Exercise prompt:
Emit the entire listing verbatim.

Dataset rows:

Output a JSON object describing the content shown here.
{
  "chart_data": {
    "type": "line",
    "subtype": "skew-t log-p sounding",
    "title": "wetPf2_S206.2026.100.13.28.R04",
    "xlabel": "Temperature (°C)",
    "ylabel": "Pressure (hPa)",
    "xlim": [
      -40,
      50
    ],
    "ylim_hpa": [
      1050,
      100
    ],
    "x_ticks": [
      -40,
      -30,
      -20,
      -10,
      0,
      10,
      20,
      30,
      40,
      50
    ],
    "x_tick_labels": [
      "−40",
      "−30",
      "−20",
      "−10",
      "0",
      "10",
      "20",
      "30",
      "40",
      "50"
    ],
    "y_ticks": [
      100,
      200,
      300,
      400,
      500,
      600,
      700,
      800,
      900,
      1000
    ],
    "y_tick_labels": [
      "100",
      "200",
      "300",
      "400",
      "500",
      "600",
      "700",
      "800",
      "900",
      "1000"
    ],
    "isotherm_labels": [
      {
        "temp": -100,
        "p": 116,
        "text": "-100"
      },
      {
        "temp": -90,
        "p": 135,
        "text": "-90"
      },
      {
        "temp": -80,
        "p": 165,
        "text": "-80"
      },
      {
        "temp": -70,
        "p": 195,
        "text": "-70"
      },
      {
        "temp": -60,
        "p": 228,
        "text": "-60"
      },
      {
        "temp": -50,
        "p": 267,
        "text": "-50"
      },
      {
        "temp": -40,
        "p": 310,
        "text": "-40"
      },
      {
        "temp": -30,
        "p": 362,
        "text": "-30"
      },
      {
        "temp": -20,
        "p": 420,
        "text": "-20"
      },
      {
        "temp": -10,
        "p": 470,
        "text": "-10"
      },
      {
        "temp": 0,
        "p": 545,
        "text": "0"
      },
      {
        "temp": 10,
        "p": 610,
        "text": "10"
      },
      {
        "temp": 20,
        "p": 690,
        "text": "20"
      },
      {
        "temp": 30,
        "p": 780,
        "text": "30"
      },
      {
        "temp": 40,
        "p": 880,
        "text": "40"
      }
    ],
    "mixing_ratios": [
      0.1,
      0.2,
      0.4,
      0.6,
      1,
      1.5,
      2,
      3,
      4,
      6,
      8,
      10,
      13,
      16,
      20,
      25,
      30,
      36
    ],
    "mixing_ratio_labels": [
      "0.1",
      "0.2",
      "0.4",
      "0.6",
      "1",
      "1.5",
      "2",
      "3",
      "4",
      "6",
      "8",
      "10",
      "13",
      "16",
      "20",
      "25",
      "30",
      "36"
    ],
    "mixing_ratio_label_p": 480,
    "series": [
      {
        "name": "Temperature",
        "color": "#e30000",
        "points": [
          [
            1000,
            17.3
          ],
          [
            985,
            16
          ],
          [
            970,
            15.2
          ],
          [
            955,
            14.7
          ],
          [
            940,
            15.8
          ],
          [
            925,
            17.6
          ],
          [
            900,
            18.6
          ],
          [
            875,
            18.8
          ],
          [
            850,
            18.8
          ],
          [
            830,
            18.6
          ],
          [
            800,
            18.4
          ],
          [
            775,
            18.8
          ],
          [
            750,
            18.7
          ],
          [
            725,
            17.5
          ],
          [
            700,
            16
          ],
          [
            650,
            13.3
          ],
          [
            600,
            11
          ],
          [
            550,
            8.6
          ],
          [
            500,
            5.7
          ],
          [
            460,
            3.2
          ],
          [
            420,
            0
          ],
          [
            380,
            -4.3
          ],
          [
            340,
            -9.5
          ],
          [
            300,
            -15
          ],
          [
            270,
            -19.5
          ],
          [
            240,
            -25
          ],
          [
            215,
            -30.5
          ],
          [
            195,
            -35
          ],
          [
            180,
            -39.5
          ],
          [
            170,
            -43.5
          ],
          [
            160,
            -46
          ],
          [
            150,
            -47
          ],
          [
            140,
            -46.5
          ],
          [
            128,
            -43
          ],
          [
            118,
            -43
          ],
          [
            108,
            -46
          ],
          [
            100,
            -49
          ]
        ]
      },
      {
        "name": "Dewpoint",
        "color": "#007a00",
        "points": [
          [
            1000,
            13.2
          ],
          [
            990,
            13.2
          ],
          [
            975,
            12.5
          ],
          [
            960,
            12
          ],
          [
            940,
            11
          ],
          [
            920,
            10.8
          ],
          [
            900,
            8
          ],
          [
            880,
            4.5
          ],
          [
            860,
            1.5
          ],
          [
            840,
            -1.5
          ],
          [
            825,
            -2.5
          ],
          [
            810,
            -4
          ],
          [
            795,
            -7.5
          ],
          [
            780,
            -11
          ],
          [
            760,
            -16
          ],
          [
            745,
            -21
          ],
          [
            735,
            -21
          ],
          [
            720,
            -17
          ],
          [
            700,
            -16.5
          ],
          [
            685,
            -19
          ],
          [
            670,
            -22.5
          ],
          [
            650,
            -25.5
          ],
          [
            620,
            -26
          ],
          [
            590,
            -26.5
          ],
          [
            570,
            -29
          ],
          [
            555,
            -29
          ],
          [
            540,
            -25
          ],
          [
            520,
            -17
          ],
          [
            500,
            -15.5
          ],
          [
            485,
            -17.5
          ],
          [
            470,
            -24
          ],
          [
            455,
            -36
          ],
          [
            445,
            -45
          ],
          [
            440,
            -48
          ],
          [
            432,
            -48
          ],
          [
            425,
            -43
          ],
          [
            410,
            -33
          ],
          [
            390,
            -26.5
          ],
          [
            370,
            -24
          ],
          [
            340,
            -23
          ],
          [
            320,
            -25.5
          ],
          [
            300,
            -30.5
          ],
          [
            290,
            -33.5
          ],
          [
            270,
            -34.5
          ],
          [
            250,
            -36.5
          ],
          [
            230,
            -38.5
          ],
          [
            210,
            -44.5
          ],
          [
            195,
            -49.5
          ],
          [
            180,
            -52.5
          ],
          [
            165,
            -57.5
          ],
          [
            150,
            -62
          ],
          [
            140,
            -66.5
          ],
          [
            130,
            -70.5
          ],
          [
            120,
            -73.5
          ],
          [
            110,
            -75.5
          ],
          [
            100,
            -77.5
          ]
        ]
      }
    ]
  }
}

Result of the exercise:
Output a JSON object describing the content shown here.
{
  "chart_data": {
    "type": "line",
    "subtype": "skew-t log-p sounding",
    "title": "wetPf2_S206.2026.100.13.28.R04",
    "xlabel": "Temperature (°C)",
    "ylabel": "Pressure (hPa)",
    "xlim": [
      -40,
      50
    ],
    "ylim_hpa": [
      1050,
      100
    ],
    "x_ticks": [
      -40,
      -30,
      -20,
      -10,
      0,
      10,
      20,
      30,
      40,
      50
    ],
    "x_tick_labels": [
      "−40",
      "−30",
      "−20",
      "−10",
      "0",
      "10",
      "20",
      "30",
      "40",
      "50"
    ],
    "y_ticks": [
      100,
      200,
      300,
      400,
      500,
      600,
      700,
      800,
      900,
      1000
    ],
    "y_tick_labels": [
      "100",
      "200",
      "300",
      "400",
      "500",
      "600",
      "700",
      "800",
      "900",
      "1000"
    ],
    "isotherm_labels": [
      {
        "temp": -100,
        "p": 116,
        "text": "-100"
      },
      {
        "temp": -90,
        "p": 135,
        "text": "-90"
      },
      {
        "temp": -80,
        "p": 165,
        "text": "-80"
      },
      {
        "temp": -70,
        "p": 195,
        "text": "-70"
      },
      {
        "temp": -60,
        "p": 228,
        "text": "-60"
      },
      {
        "temp": -50,
        "p": 267,
        "text": "-50"
      },
      {
        "temp": -40,
        "p": 310,
        "text": "-40"
      },
      {
        "temp": -30,
        "p": 362,
        "text": "-30"
      },
      {
        "temp": -20,
        "p": 420,
        "text": "-20"
      },
      {
        "temp": -10,
        "p": 470,
        "text": "-10"
      },
      {
        "temp": 0,
        "p": 545,
        "text": "0"
      },
      {
        "temp": 10,
        "p": 610,
        "text": "10"
      },
      {
        "temp": 20,
        "p": 690,
        "text": "20"
      },
      {
        "temp": 30,
        "p": 780,
        "text": "30"
      },
      {
        "temp": 40,
        "p": 880,
        "text": "40"
      }
    ],
    "mixing_ratios": [
      0.1,
      0.2,
      0.4,
      0.6,
      1,
      1.5,
      2,
      3,
      4,
      6,
      8,
      10,
      13,
      16,
      20,
      25,
      30,
      36
    ],
    "mixing_ratio_labels": [
      "0.1",
      "0.2",
      "0.4",
      "0.6",
      "1",
      "1.5",
      "2",
      "3",
      "4",
      "6",
      "8",
      "10",
      "13",
      "16",
      "20",
      "25",
      "30",
      "36"
    ],
    "mixing_ratio_label_p": 480,
    "series": [
      {
        "name": "Temperature",
        "color": "#e30000",
        "points": [
          [
            1000,
            17.3
          ],
          [
            985,
            16
          ],
          [
            970,
            15.2
          ],
          [
            955,
            14.7
          ],
          [
            940,
            15.8
          ],
          [
            925,
            17.6
          ],
          [
            900,
            18.6
          ],
          [
            875,
            18.8
          ],
          [
            850,
            18.8
          ],
          [
            830,
            18.6
          ],
          [
            800,
            18.4
          ],
          [
            775,
            18.8
          ],
          [
            750,
            18.7
          ],
          [
            725,
            17.5
          ],
          [
            700,
            16
          ],
          [
            650,
            13.3
          ],
          [
            600,
            11
          ],
          [
            550,
            8.6
          ],
          [
            500,
            5.7
          ],
          [
            460,
            3.2
          ],
          [
            420,
            0
          ],
          [
            380,
            -4.3
          ],
          [
            340,
            -9.5
          ],
          [
            300,
            -15
          ],
          [
            270,
            -19.5
          ],
          [
            240,
            -25
          ],
          [
            215,
            -30.5
          ],
          [
            195,
            -35
          ],
          [
            180,
            -39.5
          ],
          [
            170,
            -43.5
          ],
          [
            160,
            -46
          ],
          [
            150,
            -47
          ],
          [
            140,
            -46.5
          ],
          [
            128,
            -43
          ],
          [
            118,
            -43
          ],
          [
            108,
            -46
          ],
          [
            100,
            -49
          ]
        ]
      },
      {
        "name": "Dewpoint",
        "color": "#007a00",
        "points": [
          [
            1000,
            13.2
          ],
          [
            990,
            13.2
          ],
          [
            975,
            12.5
          ],
          [
            960,
            12
          ],
          [
            940,
            11
          ],
          [
            920,
            10.8
          ],
          [
            900,
            8
          ],
          [
            880,
            4.5
          ],
          [
            860,
            1.5
          ],
          [
            840,
            -1.5
          ],
          [
            825,
            -2.5
          ],
          [
            810,
            -4
          ],
          [
            795,
            -7.5
          ],
          [
            780,
            -11
          ],
          [
            760,
            -16
          ],
          [
            745,
            -21
          ],
          [
            735,
            -21
          ],
          [
            720,
            -17
          ],
          [
            700,
            -16.5
          ],
          [
            685,
            -19
          ],
          [
            670,
            -22.5
          ],
          [
            650,
            -25.5
          ],
          [
            620,
            -26
          ],
          [
            590,
            -26.5
          ],
          [
            570,
            -29
          ],
          [
            555,
            -29
          ],
          [
            540,
            -25
          ],
          [
            520,
            -17
          ],
          [
            500,
            -15.5
          ],
          [
            485,
            -17.5
          ],
          [
            470,
            -24
          ],
          [
            455,
            -36
          ],
          [
            445,
            -45
          ],
          [
            440,
            -48
          ],
          [
            432,
            -48
          ],
          [
            425,
            -43
          ],
          [
            410,
            -33
          ],
          [
            390,
            -26.5
          ],
          [
            370,
            -24
          ],
          [
            340,
            -23
          ],
          [
            320,
            -25.5
          ],
          [
            300,
            -30.5
          ],
          [
            290,
            -33.5
          ],
          [
            270,
            -34.5
          ],
          [
            250,
            -36.5
          ],
          [
            230,
            -38.5
          ],
          [
            210,
            -44.5
          ],
          [
            195,
            -49.5
          ],
          [
            180,
            -52.5
          ],
          [
            165,
            -57.5
          ],
          [
            150,
            -62
          ],
          [
            140,
            -66.5
          ],
          [
            130,
            -70.5
          ],
          [
            120,
            -73.5
          ],
          [
            110,
            -75.5
          ],
          [
            100,
            -77.5
          ]
        ]
      }
    ]
  }
}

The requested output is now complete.